──────── Working data ────────

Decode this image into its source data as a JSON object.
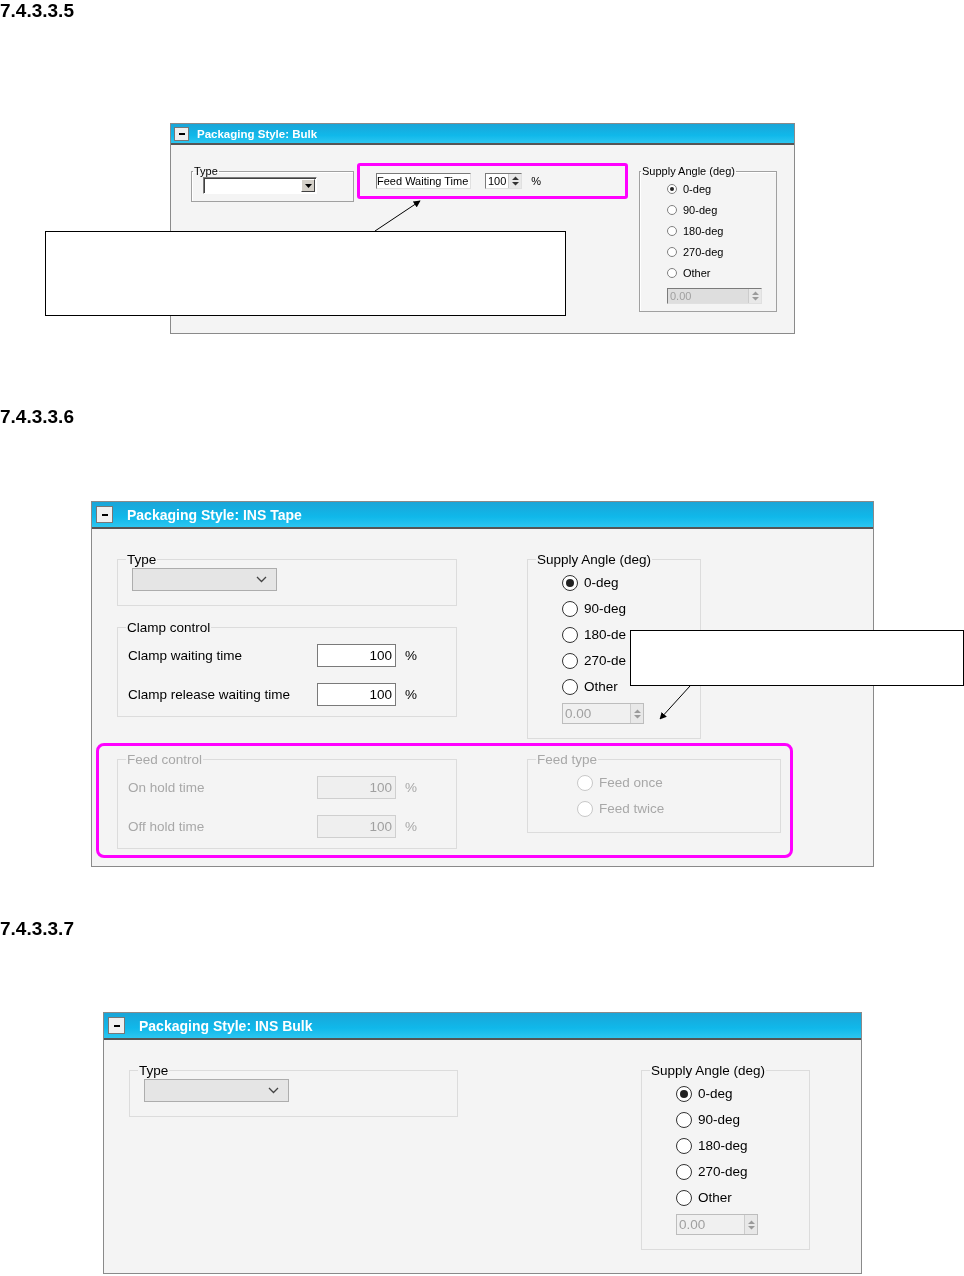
{
  "sections": [
    {
      "heading": "7.4.3.3.5",
      "panel": {
        "title": "Packaging Style: Bulk",
        "rows": [
          {
            "highlighted": false,
            "columns": [
              [
                {
                  "kind": "dropdown",
                  "legend": "Type",
                  "disabled": false
                }
              ],
              [
                {
                  "kind": "fields",
                  "highlighted": true,
                  "disabled": false,
                  "fields": [
                    {
                      "kind": "spin",
                      "label": "Feed Waiting Time",
                      "value": "100",
                      "unit": "%"
                    }
                  ]
                }
              ],
              [
                {
                  "kind": "radios",
                  "legend": "Supply Angle (deg)",
                  "disabled": false,
                  "options": [
                    {
                      "label": "0-deg",
                      "selected": true
                    },
                    {
                      "label": "90-deg",
                      "selected": false
                    },
                    {
                      "label": "180-deg",
                      "selected": false
                    },
                    {
                      "label": "270-deg",
                      "selected": false
                    },
                    {
                      "label": "Other",
                      "selected": false
                    }
                  ],
                  "spin": {
                    "value": "0.00",
                    "disabled": true
                  }
                }
              ]
            ]
          }
        ]
      }
    },
    {
      "heading": "7.4.3.3.6",
      "panel": {
        "title": "Packaging Style: INS Tape",
        "rows": [
          {
            "highlighted": false,
            "columns": [
              [
                {
                  "kind": "dropdown",
                  "legend": "Type",
                  "disabled": true
                },
                {
                  "kind": "fields",
                  "legend": "Clamp control",
                  "highlighted": false,
                  "disabled": false,
                  "fields": [
                    {
                      "kind": "plain",
                      "label": "Clamp waiting time",
                      "value": "100",
                      "unit": "%"
                    },
                    {
                      "kind": "plain",
                      "label": "Clamp release waiting time",
                      "value": "100",
                      "unit": "%"
                    }
                  ]
                }
              ],
              [
                {
                  "kind": "radios",
                  "legend": "Supply Angle (deg)",
                  "disabled": false,
                  "options": [
                    {
                      "label": "0-deg",
                      "selected": true
                    },
                    {
                      "label": "90-deg",
                      "selected": false
                    },
                    {
                      "label": "180-de",
                      "selected": false
                    },
                    {
                      "label": "270-de",
                      "selected": false
                    },
                    {
                      "label": "Other",
                      "selected": false
                    }
                  ],
                  "spin": {
                    "value": "0.00",
                    "disabled": true
                  }
                }
              ]
            ]
          },
          {
            "highlighted": true,
            "columns": [
              [
                {
                  "kind": "fields",
                  "legend": "Feed control",
                  "highlighted": false,
                  "disabled": true,
                  "fields": [
                    {
                      "kind": "plain",
                      "label": "On hold time",
                      "value": "100",
                      "unit": "%"
                    },
                    {
                      "kind": "plain",
                      "label": "Off hold time",
                      "value": "100",
                      "unit": "%"
                    }
                  ]
                }
              ],
              [
                {
                  "kind": "radios",
                  "legend": "Feed type",
                  "disabled": true,
                  "options": [
                    {
                      "label": "Feed once",
                      "selected": false
                    },
                    {
                      "label": "Feed twice",
                      "selected": false
                    }
                  ]
                }
              ]
            ]
          }
        ]
      }
    },
    {
      "heading": "7.4.3.3.7",
      "panel": {
        "title": "Packaging Style: INS Bulk",
        "rows": [
          {
            "highlighted": false,
            "columns": [
              [
                {
                  "kind": "dropdown",
                  "legend": "Type",
                  "disabled": true
                }
              ],
              [
                {
                  "kind": "radios",
                  "legend": "Supply Angle (deg)",
                  "disabled": false,
                  "options": [
                    {
                      "label": "0-deg",
                      "selected": true
                    },
                    {
                      "label": "90-deg",
                      "selected": false
                    },
                    {
                      "label": "180-deg",
                      "selected": false
                    },
                    {
                      "label": "270-deg",
                      "selected": false
                    },
                    {
                      "label": "Other",
                      "selected": false
                    }
                  ],
                  "spin": {
                    "value": "0.00",
                    "disabled": true
                  }
                }
              ]
            ]
          }
        ]
      }
    }
  ]
}
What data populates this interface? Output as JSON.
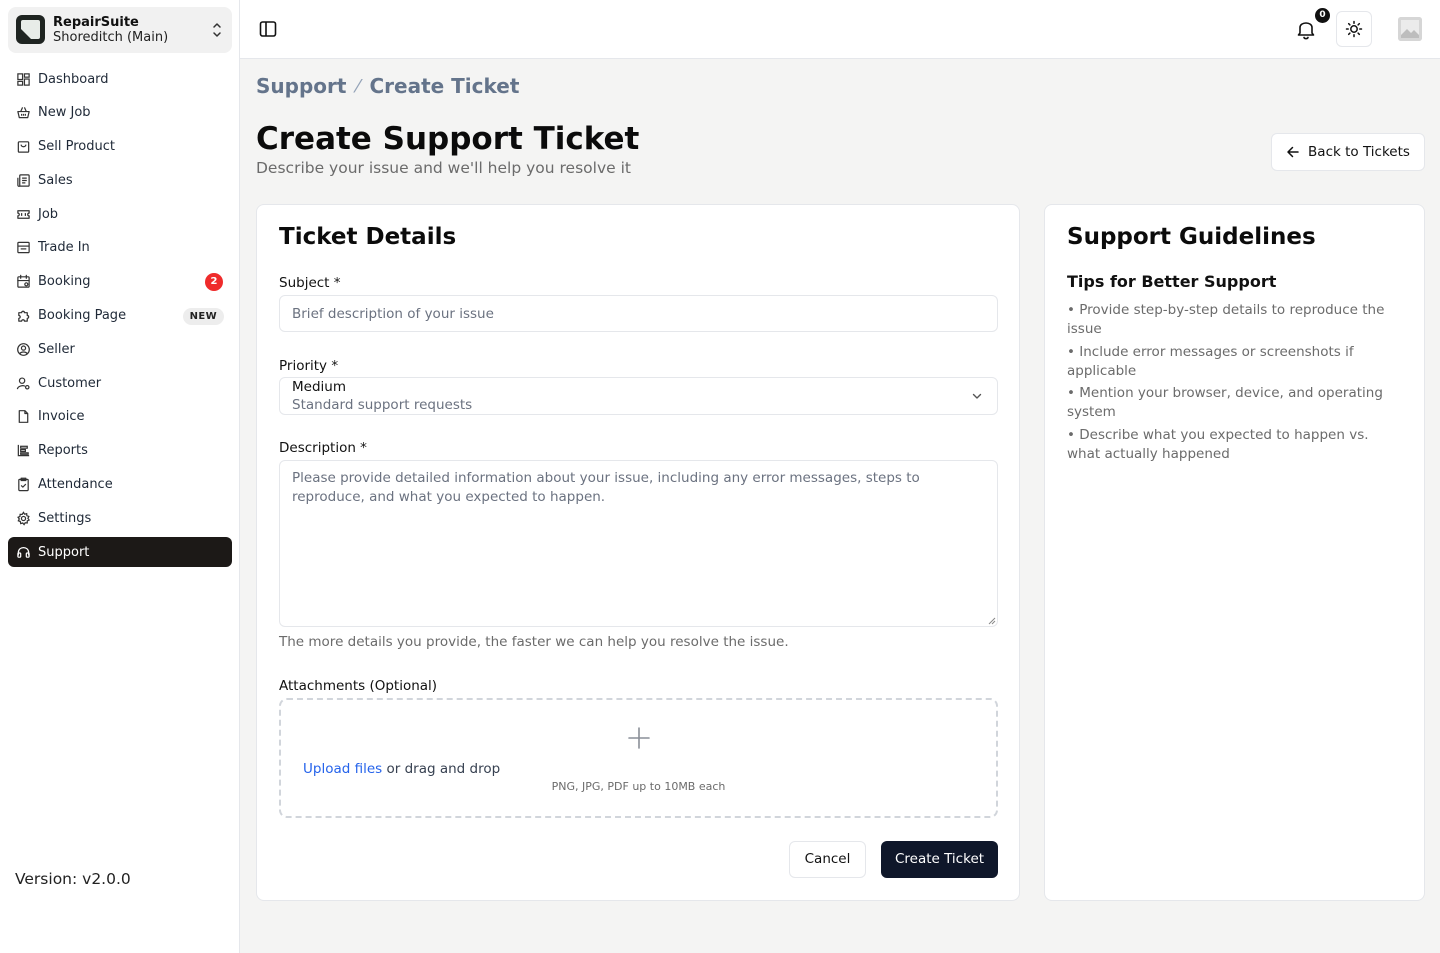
{
  "app": {
    "name": "RepairSuite",
    "branch": "Shoreditch (Main)"
  },
  "sidebar": {
    "items": [
      {
        "label": "Dashboard",
        "icon": "dashboard-icon"
      },
      {
        "label": "New Job",
        "icon": "basket-icon"
      },
      {
        "label": "Sell Product",
        "icon": "shopping-bag-icon"
      },
      {
        "label": "Sales",
        "icon": "receipt-icon"
      },
      {
        "label": "Job",
        "icon": "ticket-icon"
      },
      {
        "label": "Trade In",
        "icon": "archive-icon"
      },
      {
        "label": "Booking",
        "icon": "calendar-icon",
        "badge": "2"
      },
      {
        "label": "Booking Page",
        "icon": "puzzle-icon",
        "tag": "NEW"
      },
      {
        "label": "Seller",
        "icon": "user-circle-icon"
      },
      {
        "label": "Customer",
        "icon": "user-cog-icon"
      },
      {
        "label": "Invoice",
        "icon": "file-icon"
      },
      {
        "label": "Reports",
        "icon": "report-icon"
      },
      {
        "label": "Attendance",
        "icon": "clipboard-check-icon"
      },
      {
        "label": "Settings",
        "icon": "gear-icon"
      },
      {
        "label": "Support",
        "icon": "headset-icon",
        "active": true
      }
    ],
    "version": "Version: v2.0.0"
  },
  "topbar": {
    "notification_count": "0"
  },
  "breadcrumb": {
    "items": [
      "Support",
      "Create Ticket"
    ],
    "separator": "⁄"
  },
  "page": {
    "title": "Create Support Ticket",
    "subtitle": "Describe your issue and we'll help you resolve it",
    "back_label": "Back to Tickets"
  },
  "form": {
    "title": "Ticket Details",
    "subject_label": "Subject *",
    "subject_placeholder": "Brief description of your issue",
    "priority_label": "Priority *",
    "priority_value": "Medium",
    "priority_description": "Standard support requests",
    "description_label": "Description *",
    "description_placeholder": "Please provide detailed information about your issue, including any error messages, steps to reproduce, and what you expected to happen.",
    "description_hint": "The more details you provide, the faster we can help you resolve the issue.",
    "attachments_label": "Attachments (Optional)",
    "upload_link": "Upload files",
    "upload_text": " or drag and drop",
    "upload_note": "PNG, JPG, PDF up to 10MB each",
    "cancel_label": "Cancel",
    "submit_label": "Create Ticket"
  },
  "guidelines": {
    "title": "Support Guidelines",
    "subtitle": "Tips for Better Support",
    "tips": [
      "• Provide step-by-step details to reproduce the issue",
      "• Include error messages or screenshots if applicable",
      "• Mention your browser, device, and operating system",
      "• Describe what you expected to happen vs. what actually happened"
    ]
  },
  "colors": {
    "active_nav": "#1c1917",
    "primary_button": "#0f172a",
    "badge": "#ef2b2b",
    "link": "#2563eb"
  }
}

────────

**What to do**
Only the number is wanted: how many lines in the entries above contain the string "subtitle"?

**Result for this task**
2